TASK DESCRIPTION:
In full and without deviation, write out the entries that follow.

(Entries with figure data)
------------------------------------------------------------

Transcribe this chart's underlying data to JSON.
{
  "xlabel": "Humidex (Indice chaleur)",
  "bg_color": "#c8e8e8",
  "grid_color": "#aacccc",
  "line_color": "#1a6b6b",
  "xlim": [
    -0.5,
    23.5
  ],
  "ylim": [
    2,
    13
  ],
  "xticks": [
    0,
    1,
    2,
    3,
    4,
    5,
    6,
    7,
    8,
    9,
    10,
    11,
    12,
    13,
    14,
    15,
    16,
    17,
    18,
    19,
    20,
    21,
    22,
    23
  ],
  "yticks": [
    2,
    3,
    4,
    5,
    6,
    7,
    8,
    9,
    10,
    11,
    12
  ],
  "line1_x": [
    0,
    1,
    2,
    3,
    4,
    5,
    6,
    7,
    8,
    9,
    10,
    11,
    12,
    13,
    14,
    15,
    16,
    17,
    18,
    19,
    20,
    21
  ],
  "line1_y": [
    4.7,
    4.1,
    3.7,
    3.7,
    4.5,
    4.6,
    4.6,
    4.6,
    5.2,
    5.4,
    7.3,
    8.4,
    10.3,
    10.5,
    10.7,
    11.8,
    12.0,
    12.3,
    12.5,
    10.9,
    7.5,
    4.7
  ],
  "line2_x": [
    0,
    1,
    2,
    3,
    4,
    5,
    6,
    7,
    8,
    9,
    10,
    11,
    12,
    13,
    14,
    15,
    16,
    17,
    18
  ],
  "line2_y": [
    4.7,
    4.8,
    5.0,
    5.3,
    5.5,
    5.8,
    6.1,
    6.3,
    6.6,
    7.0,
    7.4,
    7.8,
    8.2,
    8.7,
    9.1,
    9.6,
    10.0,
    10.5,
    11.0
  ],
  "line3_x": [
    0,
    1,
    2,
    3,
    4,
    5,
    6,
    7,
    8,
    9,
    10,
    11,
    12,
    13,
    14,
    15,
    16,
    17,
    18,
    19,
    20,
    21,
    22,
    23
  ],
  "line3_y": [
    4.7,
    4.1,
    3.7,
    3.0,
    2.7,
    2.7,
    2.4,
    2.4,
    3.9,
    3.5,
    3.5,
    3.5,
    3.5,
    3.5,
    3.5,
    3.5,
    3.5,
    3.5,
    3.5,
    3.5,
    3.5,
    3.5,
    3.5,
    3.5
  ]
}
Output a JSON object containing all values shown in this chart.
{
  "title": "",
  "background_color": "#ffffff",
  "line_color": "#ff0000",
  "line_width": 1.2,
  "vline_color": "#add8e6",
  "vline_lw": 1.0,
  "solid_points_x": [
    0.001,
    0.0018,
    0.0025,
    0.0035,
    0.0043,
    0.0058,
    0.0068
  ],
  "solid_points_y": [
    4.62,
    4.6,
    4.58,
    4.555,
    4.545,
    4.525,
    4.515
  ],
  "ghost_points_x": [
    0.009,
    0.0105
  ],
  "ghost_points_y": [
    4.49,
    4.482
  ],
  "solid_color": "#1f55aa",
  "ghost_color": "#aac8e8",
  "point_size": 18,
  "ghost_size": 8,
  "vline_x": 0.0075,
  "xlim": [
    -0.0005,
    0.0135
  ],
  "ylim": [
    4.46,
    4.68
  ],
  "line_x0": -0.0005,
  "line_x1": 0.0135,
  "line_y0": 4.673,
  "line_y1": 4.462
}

------------------------------------------------------------

ANSWER:
Transcribe this chart's underlying data to JSON.
{
  "xlabel": "Humidex (Indice chaleur)",
  "bg_color": "#c8e8e8",
  "grid_color": "#aacccc",
  "line_color": "#1a6b6b",
  "xlim": [
    -0.5,
    23.5
  ],
  "ylim": [
    2,
    13
  ],
  "xticks": [
    0,
    1,
    2,
    3,
    4,
    5,
    6,
    7,
    8,
    9,
    10,
    11,
    12,
    13,
    14,
    15,
    16,
    17,
    18,
    19,
    20,
    21,
    22,
    23
  ],
  "yticks": [
    2,
    3,
    4,
    5,
    6,
    7,
    8,
    9,
    10,
    11,
    12
  ],
  "line1_x": [
    0,
    1,
    2,
    3,
    4,
    5,
    6,
    7,
    8,
    9,
    10,
    11,
    12,
    13,
    14,
    15,
    16,
    17,
    18,
    19,
    20,
    21
  ],
  "line1_y": [
    4.7,
    4.1,
    3.7,
    3.7,
    4.5,
    4.6,
    4.6,
    4.6,
    5.2,
    5.4,
    7.3,
    8.4,
    10.3,
    10.5,
    10.7,
    11.8,
    12.0,
    12.3,
    12.5,
    10.9,
    7.5,
    4.7
  ],
  "line2_x": [
    0,
    1,
    2,
    3,
    4,
    5,
    6,
    7,
    8,
    9,
    10,
    11,
    12,
    13,
    14,
    15,
    16,
    17,
    18
  ],
  "line2_y": [
    4.7,
    4.8,
    5.0,
    5.3,
    5.5,
    5.8,
    6.1,
    6.3,
    6.6,
    7.0,
    7.4,
    7.8,
    8.2,
    8.7,
    9.1,
    9.6,
    10.0,
    10.5,
    11.0
  ],
  "line3_x": [
    0,
    1,
    2,
    3,
    4,
    5,
    6,
    7,
    8,
    9,
    10,
    11,
    12,
    13,
    14,
    15,
    16,
    17,
    18,
    19,
    20,
    21,
    22,
    23
  ],
  "line3_y": [
    4.7,
    4.1,
    3.7,
    3.0,
    2.7,
    2.7,
    2.4,
    2.4,
    3.9,
    3.5,
    3.5,
    3.5,
    3.5,
    3.5,
    3.5,
    3.5,
    3.5,
    3.5,
    3.5,
    3.5,
    3.5,
    3.5,
    3.5,
    3.5
  ]
}
Output a JSON object containing all values shown in this chart.
{
  "title": "",
  "background_color": "#ffffff",
  "line_color": "#ff0000",
  "line_width": 1.2,
  "vline_color": "#add8e6",
  "vline_lw": 1.0,
  "solid_points_x": [
    0.001,
    0.0018,
    0.0025,
    0.0035,
    0.0043,
    0.0058,
    0.0068
  ],
  "solid_points_y": [
    4.62,
    4.6,
    4.58,
    4.555,
    4.545,
    4.525,
    4.515
  ],
  "ghost_points_x": [
    0.009,
    0.0105
  ],
  "ghost_points_y": [
    4.49,
    4.482
  ],
  "solid_color": "#1f55aa",
  "ghost_color": "#aac8e8",
  "point_size": 18,
  "ghost_size": 8,
  "vline_x": 0.0075,
  "xlim": [
    -0.0005,
    0.0135
  ],
  "ylim": [
    4.46,
    4.68
  ],
  "line_x0": -0.0005,
  "line_x1": 0.0135,
  "line_y0": 4.673,
  "line_y1": 4.462
}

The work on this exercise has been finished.